──────── Listed entries ────────

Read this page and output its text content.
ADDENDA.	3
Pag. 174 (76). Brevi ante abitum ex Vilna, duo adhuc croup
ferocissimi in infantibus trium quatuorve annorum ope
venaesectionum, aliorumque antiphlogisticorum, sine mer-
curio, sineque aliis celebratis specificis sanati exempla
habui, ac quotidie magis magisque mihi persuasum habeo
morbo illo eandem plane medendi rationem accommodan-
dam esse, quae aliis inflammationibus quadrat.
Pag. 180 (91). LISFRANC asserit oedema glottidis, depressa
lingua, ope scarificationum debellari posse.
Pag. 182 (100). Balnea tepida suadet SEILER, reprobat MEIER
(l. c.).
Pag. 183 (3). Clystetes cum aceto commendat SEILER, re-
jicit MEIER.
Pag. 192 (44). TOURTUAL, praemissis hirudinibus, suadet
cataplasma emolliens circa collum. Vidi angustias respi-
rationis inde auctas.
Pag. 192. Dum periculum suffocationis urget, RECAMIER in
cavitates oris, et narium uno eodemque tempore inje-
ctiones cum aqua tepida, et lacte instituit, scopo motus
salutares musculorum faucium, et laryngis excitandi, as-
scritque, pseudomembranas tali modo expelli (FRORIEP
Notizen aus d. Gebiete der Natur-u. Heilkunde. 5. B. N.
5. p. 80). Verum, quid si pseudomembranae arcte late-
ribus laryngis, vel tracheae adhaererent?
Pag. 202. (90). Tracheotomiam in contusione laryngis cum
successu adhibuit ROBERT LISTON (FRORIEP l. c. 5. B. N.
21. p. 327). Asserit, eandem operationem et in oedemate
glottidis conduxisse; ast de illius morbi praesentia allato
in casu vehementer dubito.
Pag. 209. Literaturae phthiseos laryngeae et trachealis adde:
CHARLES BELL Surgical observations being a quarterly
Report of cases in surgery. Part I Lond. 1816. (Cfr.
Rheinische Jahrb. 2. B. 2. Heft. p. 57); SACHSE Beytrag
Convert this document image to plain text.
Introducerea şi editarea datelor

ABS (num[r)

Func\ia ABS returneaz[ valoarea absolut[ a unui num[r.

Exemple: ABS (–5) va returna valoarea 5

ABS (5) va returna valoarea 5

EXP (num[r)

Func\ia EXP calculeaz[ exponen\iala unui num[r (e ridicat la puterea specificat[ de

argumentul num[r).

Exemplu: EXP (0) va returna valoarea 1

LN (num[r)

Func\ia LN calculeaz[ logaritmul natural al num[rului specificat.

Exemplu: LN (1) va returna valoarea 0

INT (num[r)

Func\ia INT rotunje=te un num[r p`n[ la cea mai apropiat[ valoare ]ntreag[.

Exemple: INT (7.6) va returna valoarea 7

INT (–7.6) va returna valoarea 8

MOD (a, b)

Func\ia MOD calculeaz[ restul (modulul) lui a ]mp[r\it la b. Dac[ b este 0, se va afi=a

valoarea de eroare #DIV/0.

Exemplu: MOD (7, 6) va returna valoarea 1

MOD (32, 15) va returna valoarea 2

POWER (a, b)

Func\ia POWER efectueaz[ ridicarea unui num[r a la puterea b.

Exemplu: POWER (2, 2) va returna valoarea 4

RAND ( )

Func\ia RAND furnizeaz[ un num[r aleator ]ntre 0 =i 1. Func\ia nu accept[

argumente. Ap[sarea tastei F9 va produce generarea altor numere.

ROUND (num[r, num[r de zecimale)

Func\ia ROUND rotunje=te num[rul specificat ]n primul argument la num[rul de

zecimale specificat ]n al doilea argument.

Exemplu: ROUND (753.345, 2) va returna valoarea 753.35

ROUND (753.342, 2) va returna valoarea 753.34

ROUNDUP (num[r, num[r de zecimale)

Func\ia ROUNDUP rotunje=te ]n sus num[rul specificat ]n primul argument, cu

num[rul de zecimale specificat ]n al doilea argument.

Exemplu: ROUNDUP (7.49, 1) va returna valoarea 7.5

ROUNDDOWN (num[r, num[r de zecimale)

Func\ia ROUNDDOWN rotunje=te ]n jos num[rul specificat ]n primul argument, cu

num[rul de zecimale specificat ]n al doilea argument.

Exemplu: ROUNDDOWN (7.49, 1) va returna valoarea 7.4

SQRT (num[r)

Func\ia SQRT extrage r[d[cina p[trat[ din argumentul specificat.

────────

Stated exercise: Retype the entries one by one, exactly.

Task response:
Read this page and output its text content.
ADDENDA.	3
Pag. 174 (76). Brevi ante abitum ex Vilna, duo adhuc croup
ferocissimi in infantibus trium quatuorve annorum ope
venaesectionum, aliorumque antiphlogisticorum, sine mer-
curio, sineque aliis celebratis specificis sanati exempla
habui, ac quotidie magis magisque mihi persuasum habeo
morbo illo eandem plane medendi rationem accommodan-
dam esse, quae aliis inflammationibus quadrat.
Pag. 180 (91). LISFRANC asserit oedema glottidis, depressa
lingua, ope scarificationum debellari posse.
Pag. 182 (100). Balnea tepida suadet SEILER, reprobat MEIER
(l. c.).
Pag. 183 (3). Clystetes cum aceto commendat SEILER, re-
jicit MEIER.
Pag. 192 (44). TOURTUAL, praemissis hirudinibus, suadet
cataplasma emolliens circa collum. Vidi angustias respi-
rationis inde auctas.
Pag. 192. Dum periculum suffocationis urget, RECAMIER in
cavitates oris, et narium uno eodemque tempore inje-
ctiones cum aqua tepida, et lacte instituit, scopo motus
salutares musculorum faucium, et laryngis excitandi, as-
scritque, pseudomembranas tali modo expelli (FRORIEP
Notizen aus d. Gebiete der Natur-u. Heilkunde. 5. B. N.
5. p. 80). Verum, quid si pseudomembranae arcte late-
ribus laryngis, vel tracheae adhaererent?
Pag. 202. (90). Tracheotomiam in contusione laryngis cum
successu adhibuit ROBERT LISTON (FRORIEP l. c. 5. B. N.
21. p. 327). Asserit, eandem operationem et in oedemate
glottidis conduxisse; ast de illius morbi praesentia allato
in casu vehementer dubito.
Pag. 209. Literaturae phthiseos laryngeae et trachealis adde:
CHARLES BELL Surgical observations being a quarterly
Report of cases in surgery. Part I Lond. 1816. (Cfr.
Rheinische Jahrb. 2. B. 2. Heft. p. 57); SACHSE Beytrag
Convert this document image to plain text.
Introducerea şi editarea datelor

ABS (num[r)

Func\ia ABS returneaz[ valoarea absolut[ a unui num[r.

Exemple: ABS (–5) va returna valoarea 5

ABS (5) va returna valoarea 5

EXP (num[r)

Func\ia EXP calculeaz[ exponen\iala unui num[r (e ridicat la puterea specificat[ de

argumentul num[r).

Exemplu: EXP (0) va returna valoarea 1

LN (num[r)

Func\ia LN calculeaz[ logaritmul natural al num[rului specificat.

Exemplu: LN (1) va returna valoarea 0

INT (num[r)

Func\ia INT rotunje=te un num[r p`n[ la cea mai apropiat[ valoare ]ntreag[.

Exemple: INT (7.6) va returna valoarea 7

INT (–7.6) va returna valoarea 8

MOD (a, b)

Func\ia MOD calculeaz[ restul (modulul) lui a ]mp[r\it la b. Dac[ b este 0, se va afi=a

valoarea de eroare #DIV/0.

Exemplu: MOD (7, 6) va returna valoarea 1

MOD (32, 15) va returna valoarea 2

POWER (a, b)

Func\ia POWER efectueaz[ ridicarea unui num[r a la puterea b.

Exemplu: POWER (2, 2) va returna valoarea 4

RAND ( )

Func\ia RAND furnizeaz[ un num[r aleator ]ntre 0 =i 1. Func\ia nu accept[

argumente. Ap[sarea tastei F9 va produce generarea altor numere.

ROUND (num[r, num[r de zecimale)

Func\ia ROUND rotunje=te num[rul specificat ]n primul argument la num[rul de

zecimale specificat ]n al doilea argument.

Exemplu: ROUND (753.345, 2) va returna valoarea 753.35

ROUND (753.342, 2) va returna valoarea 753.34

ROUNDUP (num[r, num[r de zecimale)

Func\ia ROUNDUP rotunje=te ]n sus num[rul specificat ]n primul argument, cu

num[rul de zecimale specificat ]n al doilea argument.

Exemplu: ROUNDUP (7.49, 1) va returna valoarea 7.5

ROUNDDOWN (num[r, num[r de zecimale)

Func\ia ROUNDDOWN rotunje=te ]n jos num[rul specificat ]n primul argument, cu

num[rul de zecimale specificat ]n al doilea argument.

Exemplu: ROUNDDOWN (7.49, 1) va returna valoarea 7.4

SQRT (num[r)

Func\ia SQRT extrage r[d[cina p[trat[ din argumentul specificat.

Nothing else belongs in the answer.